What the task requires → Here are some records. Copy each one exactly.

Raw records:
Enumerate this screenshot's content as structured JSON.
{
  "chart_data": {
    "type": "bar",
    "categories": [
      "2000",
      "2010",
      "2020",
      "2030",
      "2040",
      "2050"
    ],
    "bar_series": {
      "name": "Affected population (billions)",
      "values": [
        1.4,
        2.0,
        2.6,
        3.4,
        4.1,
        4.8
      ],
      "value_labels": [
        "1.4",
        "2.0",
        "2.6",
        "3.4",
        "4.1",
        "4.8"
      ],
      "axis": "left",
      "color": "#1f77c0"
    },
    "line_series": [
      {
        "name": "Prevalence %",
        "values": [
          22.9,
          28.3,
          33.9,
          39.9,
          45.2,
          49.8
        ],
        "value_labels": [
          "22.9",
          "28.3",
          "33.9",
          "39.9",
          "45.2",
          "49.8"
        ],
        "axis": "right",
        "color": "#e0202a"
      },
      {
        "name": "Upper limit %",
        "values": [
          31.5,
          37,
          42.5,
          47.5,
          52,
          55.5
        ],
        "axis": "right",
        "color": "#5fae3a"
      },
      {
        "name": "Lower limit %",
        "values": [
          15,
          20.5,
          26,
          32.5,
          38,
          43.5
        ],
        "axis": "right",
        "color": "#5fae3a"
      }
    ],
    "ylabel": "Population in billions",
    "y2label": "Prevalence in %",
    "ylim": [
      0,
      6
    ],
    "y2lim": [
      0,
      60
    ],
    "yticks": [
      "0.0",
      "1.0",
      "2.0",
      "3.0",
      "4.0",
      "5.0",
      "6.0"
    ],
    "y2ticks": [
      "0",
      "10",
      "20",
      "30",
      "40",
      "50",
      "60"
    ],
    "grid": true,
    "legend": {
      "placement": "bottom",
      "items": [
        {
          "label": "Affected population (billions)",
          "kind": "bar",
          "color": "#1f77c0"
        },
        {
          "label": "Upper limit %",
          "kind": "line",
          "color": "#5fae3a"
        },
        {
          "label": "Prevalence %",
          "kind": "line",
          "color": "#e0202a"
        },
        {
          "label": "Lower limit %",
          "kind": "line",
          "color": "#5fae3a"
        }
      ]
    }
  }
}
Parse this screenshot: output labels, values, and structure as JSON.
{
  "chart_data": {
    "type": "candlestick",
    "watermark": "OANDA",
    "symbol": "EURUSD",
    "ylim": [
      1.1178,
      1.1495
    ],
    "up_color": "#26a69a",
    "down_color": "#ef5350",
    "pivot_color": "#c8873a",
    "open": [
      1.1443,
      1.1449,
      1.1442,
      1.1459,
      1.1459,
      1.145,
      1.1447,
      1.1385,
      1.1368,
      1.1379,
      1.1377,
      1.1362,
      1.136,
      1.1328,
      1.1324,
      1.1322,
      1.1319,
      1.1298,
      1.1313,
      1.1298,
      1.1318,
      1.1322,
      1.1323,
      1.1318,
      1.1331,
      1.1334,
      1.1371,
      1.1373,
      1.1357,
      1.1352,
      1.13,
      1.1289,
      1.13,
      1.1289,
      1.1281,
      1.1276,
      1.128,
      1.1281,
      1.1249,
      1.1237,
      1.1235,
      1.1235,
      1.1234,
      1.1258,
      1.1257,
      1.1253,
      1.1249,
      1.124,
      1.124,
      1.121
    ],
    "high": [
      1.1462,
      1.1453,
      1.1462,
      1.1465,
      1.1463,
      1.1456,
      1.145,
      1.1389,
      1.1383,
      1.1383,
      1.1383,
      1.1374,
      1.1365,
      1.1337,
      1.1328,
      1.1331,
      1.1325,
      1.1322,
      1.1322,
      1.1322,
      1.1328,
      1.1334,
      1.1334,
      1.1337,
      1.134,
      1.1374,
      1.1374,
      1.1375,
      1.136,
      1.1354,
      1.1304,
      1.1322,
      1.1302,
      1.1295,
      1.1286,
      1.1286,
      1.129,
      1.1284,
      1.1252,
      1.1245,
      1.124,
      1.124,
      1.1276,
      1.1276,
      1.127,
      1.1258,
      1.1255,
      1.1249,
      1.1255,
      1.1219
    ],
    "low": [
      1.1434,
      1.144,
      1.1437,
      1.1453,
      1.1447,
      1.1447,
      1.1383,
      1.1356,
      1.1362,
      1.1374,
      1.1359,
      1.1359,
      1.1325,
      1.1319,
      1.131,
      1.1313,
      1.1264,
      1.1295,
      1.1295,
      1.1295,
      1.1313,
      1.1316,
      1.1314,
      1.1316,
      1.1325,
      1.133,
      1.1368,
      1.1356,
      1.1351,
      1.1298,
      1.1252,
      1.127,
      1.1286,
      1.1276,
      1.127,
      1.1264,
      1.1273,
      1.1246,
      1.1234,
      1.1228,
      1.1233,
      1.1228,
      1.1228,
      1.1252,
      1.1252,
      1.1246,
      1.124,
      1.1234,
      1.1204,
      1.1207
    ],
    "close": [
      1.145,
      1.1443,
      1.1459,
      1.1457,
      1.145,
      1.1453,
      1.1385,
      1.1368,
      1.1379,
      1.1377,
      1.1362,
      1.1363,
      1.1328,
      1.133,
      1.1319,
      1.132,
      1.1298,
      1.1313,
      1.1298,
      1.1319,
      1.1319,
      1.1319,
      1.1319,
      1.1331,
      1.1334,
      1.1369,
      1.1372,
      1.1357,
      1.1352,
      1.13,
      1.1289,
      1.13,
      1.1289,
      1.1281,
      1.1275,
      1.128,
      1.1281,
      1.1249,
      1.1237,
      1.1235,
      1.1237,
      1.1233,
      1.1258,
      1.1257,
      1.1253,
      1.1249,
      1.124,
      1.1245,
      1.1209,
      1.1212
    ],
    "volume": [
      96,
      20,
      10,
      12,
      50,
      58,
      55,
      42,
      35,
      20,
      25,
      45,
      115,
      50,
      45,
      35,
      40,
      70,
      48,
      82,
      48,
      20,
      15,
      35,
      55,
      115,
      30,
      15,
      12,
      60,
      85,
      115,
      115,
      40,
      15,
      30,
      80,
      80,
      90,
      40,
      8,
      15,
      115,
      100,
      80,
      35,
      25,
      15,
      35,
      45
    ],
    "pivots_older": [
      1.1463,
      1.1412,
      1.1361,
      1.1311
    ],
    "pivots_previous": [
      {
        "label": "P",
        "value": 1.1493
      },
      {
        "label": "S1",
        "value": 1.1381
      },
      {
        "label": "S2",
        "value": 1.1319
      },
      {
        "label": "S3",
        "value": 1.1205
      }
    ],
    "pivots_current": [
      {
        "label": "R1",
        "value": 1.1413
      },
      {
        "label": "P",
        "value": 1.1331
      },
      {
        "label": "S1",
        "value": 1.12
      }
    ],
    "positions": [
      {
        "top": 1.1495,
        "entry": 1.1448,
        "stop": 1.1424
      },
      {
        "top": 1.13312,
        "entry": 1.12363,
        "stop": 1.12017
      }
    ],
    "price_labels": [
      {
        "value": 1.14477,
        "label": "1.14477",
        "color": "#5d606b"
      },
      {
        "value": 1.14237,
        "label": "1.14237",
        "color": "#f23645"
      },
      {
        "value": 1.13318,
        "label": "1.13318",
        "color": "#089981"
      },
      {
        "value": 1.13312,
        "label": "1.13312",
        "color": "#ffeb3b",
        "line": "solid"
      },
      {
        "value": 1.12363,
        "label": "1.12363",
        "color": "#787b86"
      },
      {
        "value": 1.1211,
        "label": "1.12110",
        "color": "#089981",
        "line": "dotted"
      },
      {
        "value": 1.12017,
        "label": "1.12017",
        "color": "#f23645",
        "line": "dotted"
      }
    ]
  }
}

Solution to this problem →
Enumerate this screenshot's content as structured JSON.
{
  "chart_data": {
    "type": "bar",
    "categories": [
      "2000",
      "2010",
      "2020",
      "2030",
      "2040",
      "2050"
    ],
    "bar_series": {
      "name": "Affected population (billions)",
      "values": [
        1.4,
        2.0,
        2.6,
        3.4,
        4.1,
        4.8
      ],
      "value_labels": [
        "1.4",
        "2.0",
        "2.6",
        "3.4",
        "4.1",
        "4.8"
      ],
      "axis": "left",
      "color": "#1f77c0"
    },
    "line_series": [
      {
        "name": "Prevalence %",
        "values": [
          22.9,
          28.3,
          33.9,
          39.9,
          45.2,
          49.8
        ],
        "value_labels": [
          "22.9",
          "28.3",
          "33.9",
          "39.9",
          "45.2",
          "49.8"
        ],
        "axis": "right",
        "color": "#e0202a"
      },
      {
        "name": "Upper limit %",
        "values": [
          31.5,
          37,
          42.5,
          47.5,
          52,
          55.5
        ],
        "axis": "right",
        "color": "#5fae3a"
      },
      {
        "name": "Lower limit %",
        "values": [
          15,
          20.5,
          26,
          32.5,
          38,
          43.5
        ],
        "axis": "right",
        "color": "#5fae3a"
      }
    ],
    "ylabel": "Population in billions",
    "y2label": "Prevalence in %",
    "ylim": [
      0,
      6
    ],
    "y2lim": [
      0,
      60
    ],
    "yticks": [
      "0.0",
      "1.0",
      "2.0",
      "3.0",
      "4.0",
      "5.0",
      "6.0"
    ],
    "y2ticks": [
      "0",
      "10",
      "20",
      "30",
      "40",
      "50",
      "60"
    ],
    "grid": true,
    "legend": {
      "placement": "bottom",
      "items": [
        {
          "label": "Affected population (billions)",
          "kind": "bar",
          "color": "#1f77c0"
        },
        {
          "label": "Upper limit %",
          "kind": "line",
          "color": "#5fae3a"
        },
        {
          "label": "Prevalence %",
          "kind": "line",
          "color": "#e0202a"
        },
        {
          "label": "Lower limit %",
          "kind": "line",
          "color": "#5fae3a"
        }
      ]
    }
  }
}
Parse this screenshot: output labels, values, and structure as JSON.
{
  "chart_data": {
    "type": "candlestick",
    "watermark": "OANDA",
    "symbol": "EURUSD",
    "ylim": [
      1.1178,
      1.1495
    ],
    "up_color": "#26a69a",
    "down_color": "#ef5350",
    "pivot_color": "#c8873a",
    "open": [
      1.1443,
      1.1449,
      1.1442,
      1.1459,
      1.1459,
      1.145,
      1.1447,
      1.1385,
      1.1368,
      1.1379,
      1.1377,
      1.1362,
      1.136,
      1.1328,
      1.1324,
      1.1322,
      1.1319,
      1.1298,
      1.1313,
      1.1298,
      1.1318,
      1.1322,
      1.1323,
      1.1318,
      1.1331,
      1.1334,
      1.1371,
      1.1373,
      1.1357,
      1.1352,
      1.13,
      1.1289,
      1.13,
      1.1289,
      1.1281,
      1.1276,
      1.128,
      1.1281,
      1.1249,
      1.1237,
      1.1235,
      1.1235,
      1.1234,
      1.1258,
      1.1257,
      1.1253,
      1.1249,
      1.124,
      1.124,
      1.121
    ],
    "high": [
      1.1462,
      1.1453,
      1.1462,
      1.1465,
      1.1463,
      1.1456,
      1.145,
      1.1389,
      1.1383,
      1.1383,
      1.1383,
      1.1374,
      1.1365,
      1.1337,
      1.1328,
      1.1331,
      1.1325,
      1.1322,
      1.1322,
      1.1322,
      1.1328,
      1.1334,
      1.1334,
      1.1337,
      1.134,
      1.1374,
      1.1374,
      1.1375,
      1.136,
      1.1354,
      1.1304,
      1.1322,
      1.1302,
      1.1295,
      1.1286,
      1.1286,
      1.129,
      1.1284,
      1.1252,
      1.1245,
      1.124,
      1.124,
      1.1276,
      1.1276,
      1.127,
      1.1258,
      1.1255,
      1.1249,
      1.1255,
      1.1219
    ],
    "low": [
      1.1434,
      1.144,
      1.1437,
      1.1453,
      1.1447,
      1.1447,
      1.1383,
      1.1356,
      1.1362,
      1.1374,
      1.1359,
      1.1359,
      1.1325,
      1.1319,
      1.131,
      1.1313,
      1.1264,
      1.1295,
      1.1295,
      1.1295,
      1.1313,
      1.1316,
      1.1314,
      1.1316,
      1.1325,
      1.133,
      1.1368,
      1.1356,
      1.1351,
      1.1298,
      1.1252,
      1.127,
      1.1286,
      1.1276,
      1.127,
      1.1264,
      1.1273,
      1.1246,
      1.1234,
      1.1228,
      1.1233,
      1.1228,
      1.1228,
      1.1252,
      1.1252,
      1.1246,
      1.124,
      1.1234,
      1.1204,
      1.1207
    ],
    "close": [
      1.145,
      1.1443,
      1.1459,
      1.1457,
      1.145,
      1.1453,
      1.1385,
      1.1368,
      1.1379,
      1.1377,
      1.1362,
      1.1363,
      1.1328,
      1.133,
      1.1319,
      1.132,
      1.1298,
      1.1313,
      1.1298,
      1.1319,
      1.1319,
      1.1319,
      1.1319,
      1.1331,
      1.1334,
      1.1369,
      1.1372,
      1.1357,
      1.1352,
      1.13,
      1.1289,
      1.13,
      1.1289,
      1.1281,
      1.1275,
      1.128,
      1.1281,
      1.1249,
      1.1237,
      1.1235,
      1.1237,
      1.1233,
      1.1258,
      1.1257,
      1.1253,
      1.1249,
      1.124,
      1.1245,
      1.1209,
      1.1212
    ],
    "volume": [
      96,
      20,
      10,
      12,
      50,
      58,
      55,
      42,
      35,
      20,
      25,
      45,
      115,
      50,
      45,
      35,
      40,
      70,
      48,
      82,
      48,
      20,
      15,
      35,
      55,
      115,
      30,
      15,
      12,
      60,
      85,
      115,
      115,
      40,
      15,
      30,
      80,
      80,
      90,
      40,
      8,
      15,
      115,
      100,
      80,
      35,
      25,
      15,
      35,
      45
    ],
    "pivots_older": [
      1.1463,
      1.1412,
      1.1361,
      1.1311
    ],
    "pivots_previous": [
      {
        "label": "P",
        "value": 1.1493
      },
      {
        "label": "S1",
        "value": 1.1381
      },
      {
        "label": "S2",
        "value": 1.1319
      },
      {
        "label": "S3",
        "value": 1.1205
      }
    ],
    "pivots_current": [
      {
        "label": "R1",
        "value": 1.1413
      },
      {
        "label": "P",
        "value": 1.1331
      },
      {
        "label": "S1",
        "value": 1.12
      }
    ],
    "positions": [
      {
        "top": 1.1495,
        "entry": 1.1448,
        "stop": 1.1424
      },
      {
        "top": 1.13312,
        "entry": 1.12363,
        "stop": 1.12017
      }
    ],
    "price_labels": [
      {
        "value": 1.14477,
        "label": "1.14477",
        "color": "#5d606b"
      },
      {
        "value": 1.14237,
        "label": "1.14237",
        "color": "#f23645"
      },
      {
        "value": 1.13318,
        "label": "1.13318",
        "color": "#089981"
      },
      {
        "value": 1.13312,
        "label": "1.13312",
        "color": "#ffeb3b",
        "line": "solid"
      },
      {
        "value": 1.12363,
        "label": "1.12363",
        "color": "#787b86"
      },
      {
        "value": 1.1211,
        "label": "1.12110",
        "color": "#089981",
        "line": "dotted"
      },
      {
        "value": 1.12017,
        "label": "1.12017",
        "color": "#f23645",
        "line": "dotted"
      }
    ]
  }
}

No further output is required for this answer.